**Aim**
Rewrite every line of the listing as a Markdown table with two columns, No. and Entry. Number the rows and leave out any blank lines.
==============================
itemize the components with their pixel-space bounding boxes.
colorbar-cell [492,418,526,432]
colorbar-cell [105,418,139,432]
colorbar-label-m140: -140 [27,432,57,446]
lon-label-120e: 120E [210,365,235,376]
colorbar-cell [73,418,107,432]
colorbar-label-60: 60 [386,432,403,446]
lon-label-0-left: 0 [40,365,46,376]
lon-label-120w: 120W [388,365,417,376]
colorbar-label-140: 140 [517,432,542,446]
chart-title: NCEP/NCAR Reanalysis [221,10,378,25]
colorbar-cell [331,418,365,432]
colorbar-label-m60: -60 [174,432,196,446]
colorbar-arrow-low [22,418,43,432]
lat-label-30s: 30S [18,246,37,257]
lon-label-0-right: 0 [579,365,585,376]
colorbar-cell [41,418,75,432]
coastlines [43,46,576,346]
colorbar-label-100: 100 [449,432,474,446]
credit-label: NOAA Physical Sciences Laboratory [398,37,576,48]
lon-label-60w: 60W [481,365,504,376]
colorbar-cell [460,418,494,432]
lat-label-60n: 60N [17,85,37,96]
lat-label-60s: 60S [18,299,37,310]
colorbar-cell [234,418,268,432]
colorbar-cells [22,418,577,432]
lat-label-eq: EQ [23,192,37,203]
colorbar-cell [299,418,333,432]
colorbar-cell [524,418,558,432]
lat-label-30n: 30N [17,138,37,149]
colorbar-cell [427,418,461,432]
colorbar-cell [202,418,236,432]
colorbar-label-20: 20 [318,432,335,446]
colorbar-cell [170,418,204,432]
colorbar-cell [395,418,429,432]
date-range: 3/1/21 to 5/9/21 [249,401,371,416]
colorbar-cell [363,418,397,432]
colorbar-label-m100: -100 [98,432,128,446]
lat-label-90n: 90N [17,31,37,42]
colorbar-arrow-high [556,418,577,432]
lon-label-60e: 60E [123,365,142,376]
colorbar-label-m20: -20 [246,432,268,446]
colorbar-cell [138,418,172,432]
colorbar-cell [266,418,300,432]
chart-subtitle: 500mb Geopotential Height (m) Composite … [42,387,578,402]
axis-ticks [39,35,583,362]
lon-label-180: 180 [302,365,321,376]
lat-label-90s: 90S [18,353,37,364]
==============================
**Written answer**
| No. | Entry |
|---|---|
| 1 | itemize the components with their pixel-space bounding boxes. |
| 2 | colorbar-cell [492,418,526,432] |
| 3 | colorbar-cell [105,418,139,432] |
| 4 | colorbar-label-m140: -140 [27,432,57,446] |
| 5 | lon-label-120e: 120E [210,365,235,376] |
| 6 | colorbar-cell [73,418,107,432] |
| 7 | colorbar-label-60: 60 [386,432,403,446] |
| 8 | lon-label-0-left: 0 [40,365,46,376] |
| 9 | lon-label-120w: 120W [388,365,417,376] |
| 10 | colorbar-label-140: 140 [517,432,542,446] |
| 11 | chart-title: NCEP/NCAR Reanalysis [221,10,378,25] |
| 12 | colorbar-cell [331,418,365,432] |
| 13 | colorbar-label-m60: -60 [174,432,196,446] |
| 14 | colorbar-arrow-low [22,418,43,432] |
| 15 | lat-label-30s: 30S [18,246,37,257] |
| 16 | lon-label-0-right: 0 [579,365,585,376] |
| 17 | colorbar-cell [41,418,75,432] |
| 18 | coastlines [43,46,576,346] |
| 19 | colorbar-label-100: 100 [449,432,474,446] |
| 20 | credit-label: NOAA Physical Sciences Laboratory [398,37,576,48] |
| 21 | lon-label-60w: 60W [481,365,504,376] |
| 22 | colorbar-cell [460,418,494,432] |
| 23 | lat-label-60n: 60N [17,85,37,96] |
| 24 | lat-label-60s: 60S [18,299,37,310] |
| 25 | colorbar-cell [234,418,268,432] |
| 26 | colorbar-cells [22,418,577,432] |
| 27 | lat-label-eq: EQ [23,192,37,203] |
| 28 | colorbar-cell [299,418,333,432] |
| 29 | colorbar-cell [524,418,558,432] |
| 30 | lat-label-30n: 30N [17,138,37,149] |
| 31 | colorbar-cell [427,418,461,432] |
| 32 | colorbar-cell [202,418,236,432] |
| 33 | colorbar-label-20: 20 [318,432,335,446] |
| 34 | colorbar-cell [170,418,204,432] |
| 35 | colorbar-cell [395,418,429,432] |
| 36 | date-range: 3/1/21 to 5/9/21 [249,401,371,416] |
| 37 | colorbar-cell [363,418,397,432] |
| 38 | colorbar-label-m100: -100 [98,432,128,446] |
| 39 | lat-label-90n: 90N [17,31,37,42] |
| 40 | colorbar-arrow-high [556,418,577,432] |
| 41 | lon-label-60e: 60E [123,365,142,376] |
| 42 | colorbar-label-m20: -20 [246,432,268,446] |
| 43 | colorbar-cell [138,418,172,432] |
| 44 | colorbar-cell [266,418,300,432] |
| 45 | chart-subtitle: 500mb Geopotential Height (m) Composite … [42,387,578,402] |
| 46 | axis-ticks [39,35,583,362] |
| 47 | lon-label-180: 180 [302,365,321,376] |
| 48 | lat-label-90s: 90S [18,353,37,364] |